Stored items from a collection

## START

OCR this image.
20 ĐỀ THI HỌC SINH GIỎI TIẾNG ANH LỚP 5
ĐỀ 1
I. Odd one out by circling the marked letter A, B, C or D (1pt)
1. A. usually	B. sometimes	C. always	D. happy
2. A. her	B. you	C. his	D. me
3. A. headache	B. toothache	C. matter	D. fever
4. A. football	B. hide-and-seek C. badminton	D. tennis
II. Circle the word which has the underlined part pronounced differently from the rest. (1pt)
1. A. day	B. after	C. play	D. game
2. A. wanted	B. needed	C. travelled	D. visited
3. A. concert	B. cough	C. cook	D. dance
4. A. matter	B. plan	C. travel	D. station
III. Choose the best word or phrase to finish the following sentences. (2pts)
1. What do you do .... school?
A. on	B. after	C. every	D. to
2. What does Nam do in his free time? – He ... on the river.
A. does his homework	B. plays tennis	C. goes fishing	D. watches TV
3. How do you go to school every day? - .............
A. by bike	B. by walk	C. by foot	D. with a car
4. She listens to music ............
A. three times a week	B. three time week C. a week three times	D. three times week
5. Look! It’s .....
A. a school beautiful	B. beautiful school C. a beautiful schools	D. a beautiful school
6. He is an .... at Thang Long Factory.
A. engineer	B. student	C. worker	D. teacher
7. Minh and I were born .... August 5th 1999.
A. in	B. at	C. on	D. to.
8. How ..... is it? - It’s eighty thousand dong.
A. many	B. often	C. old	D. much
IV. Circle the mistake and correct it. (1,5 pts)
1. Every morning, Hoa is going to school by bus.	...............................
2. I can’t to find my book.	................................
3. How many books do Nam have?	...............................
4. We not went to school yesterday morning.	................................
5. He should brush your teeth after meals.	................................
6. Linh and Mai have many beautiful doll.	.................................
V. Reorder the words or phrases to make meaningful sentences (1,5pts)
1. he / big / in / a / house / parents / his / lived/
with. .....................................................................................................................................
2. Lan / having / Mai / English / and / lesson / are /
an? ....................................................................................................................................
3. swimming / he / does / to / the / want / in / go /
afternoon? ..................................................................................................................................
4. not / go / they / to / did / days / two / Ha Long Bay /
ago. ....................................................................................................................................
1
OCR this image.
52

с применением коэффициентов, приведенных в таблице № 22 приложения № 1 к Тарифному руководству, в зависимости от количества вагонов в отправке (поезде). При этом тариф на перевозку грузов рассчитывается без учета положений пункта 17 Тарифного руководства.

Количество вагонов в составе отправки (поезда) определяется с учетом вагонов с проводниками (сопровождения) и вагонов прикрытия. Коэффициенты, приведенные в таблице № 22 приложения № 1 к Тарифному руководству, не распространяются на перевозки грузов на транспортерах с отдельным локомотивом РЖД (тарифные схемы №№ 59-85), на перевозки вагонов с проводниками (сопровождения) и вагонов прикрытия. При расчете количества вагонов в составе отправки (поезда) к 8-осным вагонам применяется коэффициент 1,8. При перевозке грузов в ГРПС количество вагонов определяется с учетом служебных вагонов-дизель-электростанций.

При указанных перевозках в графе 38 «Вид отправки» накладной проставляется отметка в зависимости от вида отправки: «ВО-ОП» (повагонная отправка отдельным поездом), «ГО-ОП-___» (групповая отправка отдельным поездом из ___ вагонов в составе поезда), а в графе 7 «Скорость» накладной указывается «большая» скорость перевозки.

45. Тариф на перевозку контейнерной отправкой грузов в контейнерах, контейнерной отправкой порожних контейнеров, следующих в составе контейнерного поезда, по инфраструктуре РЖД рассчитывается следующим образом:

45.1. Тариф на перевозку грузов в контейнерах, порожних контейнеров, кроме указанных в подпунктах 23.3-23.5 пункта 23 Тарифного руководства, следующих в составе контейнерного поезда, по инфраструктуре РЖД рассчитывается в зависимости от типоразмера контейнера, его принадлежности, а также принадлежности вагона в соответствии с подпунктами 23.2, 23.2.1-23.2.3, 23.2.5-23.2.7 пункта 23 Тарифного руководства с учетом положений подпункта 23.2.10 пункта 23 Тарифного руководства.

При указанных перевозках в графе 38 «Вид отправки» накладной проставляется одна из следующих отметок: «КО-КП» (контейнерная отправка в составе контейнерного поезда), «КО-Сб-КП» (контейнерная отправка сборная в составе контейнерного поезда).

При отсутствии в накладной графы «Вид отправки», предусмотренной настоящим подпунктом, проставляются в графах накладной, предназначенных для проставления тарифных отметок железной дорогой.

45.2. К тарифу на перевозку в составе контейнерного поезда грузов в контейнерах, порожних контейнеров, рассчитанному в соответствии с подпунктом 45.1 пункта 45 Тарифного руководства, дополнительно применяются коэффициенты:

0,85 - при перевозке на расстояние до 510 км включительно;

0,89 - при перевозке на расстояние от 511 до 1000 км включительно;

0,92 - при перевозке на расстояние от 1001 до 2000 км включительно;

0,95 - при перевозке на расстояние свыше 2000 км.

## END

**AIM OF THE TASK**
Return the lines above exactly, keeping every word.

**TASK RESPONSE**
OCR this image.
20 ĐỀ THI HỌC SINH GIỎI TIẾNG ANH LỚP 5
ĐỀ 1
I. Odd one out by circling the marked letter A, B, C or D (1pt)
1. A. usually	B. sometimes	C. always	D. happy
2. A. her	B. you	C. his	D. me
3. A. headache	B. toothache	C. matter	D. fever
4. A. football	B. hide-and-seek C. badminton	D. tennis
II. Circle the word which has the underlined part pronounced differently from the rest. (1pt)
1. A. day	B. after	C. play	D. game
2. A. wanted	B. needed	C. travelled	D. visited
3. A. concert	B. cough	C. cook	D. dance
4. A. matter	B. plan	C. travel	D. station
III. Choose the best word or phrase to finish the following sentences. (2pts)
1. What do you do .... school?
A. on	B. after	C. every	D. to
2. What does Nam do in his free time? – He ... on the river.
A. does his homework	B. plays tennis	C. goes fishing	D. watches TV
3. How do you go to school every day? - .............
A. by bike	B. by walk	C. by foot	D. with a car
4. She listens to music ............
A. three times a week	B. three time week C. a week three times	D. three times week
5. Look! It’s .....
A. a school beautiful	B. beautiful school C. a beautiful schools	D. a beautiful school
6. He is an .... at Thang Long Factory.
A. engineer	B. student	C. worker	D. teacher
7. Minh and I were born .... August 5th 1999.
A. in	B. at	C. on	D. to.
8. How ..... is it? - It’s eighty thousand dong.
A. many	B. often	C. old	D. much
IV. Circle the mistake and correct it. (1,5 pts)
1. Every morning, Hoa is going to school by bus.	...............................
2. I can’t to find my book.	................................
3. How many books do Nam have?	...............................
4. We not went to school yesterday morning.	................................
5. He should brush your teeth after meals.	................................
6. Linh and Mai have many beautiful doll.	.................................
V. Reorder the words or phrases to make meaningful sentences (1,5pts)
1. he / big / in / a / house / parents / his / lived/
with. .....................................................................................................................................
2. Lan / having / Mai / English / and / lesson / are /
an? ....................................................................................................................................
3. swimming / he / does / to / the / want / in / go /
afternoon? ..................................................................................................................................
4. not / go / they / to / did / days / two / Ha Long Bay /
ago. ....................................................................................................................................
1
OCR this image.
52

с применением коэффициентов, приведенных в таблице № 22 приложения № 1 к Тарифному руководству, в зависимости от количества вагонов в отправке (поезде). При этом тариф на перевозку грузов рассчитывается без учета положений пункта 17 Тарифного руководства.

Количество вагонов в составе отправки (поезда) определяется с учетом вагонов с проводниками (сопровождения) и вагонов прикрытия. Коэффициенты, приведенные в таблице № 22 приложения № 1 к Тарифному руководству, не распространяются на перевозки грузов на транспортерах с отдельным локомотивом РЖД (тарифные схемы №№ 59-85), на перевозки вагонов с проводниками (сопровождения) и вагонов прикрытия. При расчете количества вагонов в составе отправки (поезда) к 8-осным вагонам применяется коэффициент 1,8. При перевозке грузов в ГРПС количество вагонов определяется с учетом служебных вагонов-дизель-электростанций.

При указанных перевозках в графе 38 «Вид отправки» накладной проставляется отметка в зависимости от вида отправки: «ВО-ОП» (повагонная отправка отдельным поездом), «ГО-ОП-___» (групповая отправка отдельным поездом из ___ вагонов в составе поезда), а в графе 7 «Скорость» накладной указывается «большая» скорость перевозки.

45. Тариф на перевозку контейнерной отправкой грузов в контейнерах, контейнерной отправкой порожних контейнеров, следующих в составе контейнерного поезда, по инфраструктуре РЖД рассчитывается следующим образом:

45.1. Тариф на перевозку грузов в контейнерах, порожних контейнеров, кроме указанных в подпунктах 23.3-23.5 пункта 23 Тарифного руководства, следующих в составе контейнерного поезда, по инфраструктуре РЖД рассчитывается в зависимости от типоразмера контейнера, его принадлежности, а также принадлежности вагона в соответствии с подпунктами 23.2, 23.2.1-23.2.3, 23.2.5-23.2.7 пункта 23 Тарифного руководства с учетом положений подпункта 23.2.10 пункта 23 Тарифного руководства.

При указанных перевозках в графе 38 «Вид отправки» накладной проставляется одна из следующих отметок: «КО-КП» (контейнерная отправка в составе контейнерного поезда), «КО-Сб-КП» (контейнерная отправка сборная в составе контейнерного поезда).

При отсутствии в накладной графы «Вид отправки», предусмотренной настоящим подпунктом, проставляются в графах накладной, предназначенных для проставления тарифных отметок железной дорогой.

45.2. К тарифу на перевозку в составе контейнерного поезда грузов в контейнерах, порожних контейнеров, рассчитанному в соответствии с подпунктом 45.1 пункта 45 Тарифного руководства, дополнительно применяются коэффициенты:

0,85 - при перевозке на расстояние до 510 км включительно;

0,89 - при перевозке на расстояние от 511 до 1000 км включительно;

0,92 - при перевозке на расстояние от 1001 до 2000 км включительно;

0,95 - при перевозке на расстояние свыше 2000 км.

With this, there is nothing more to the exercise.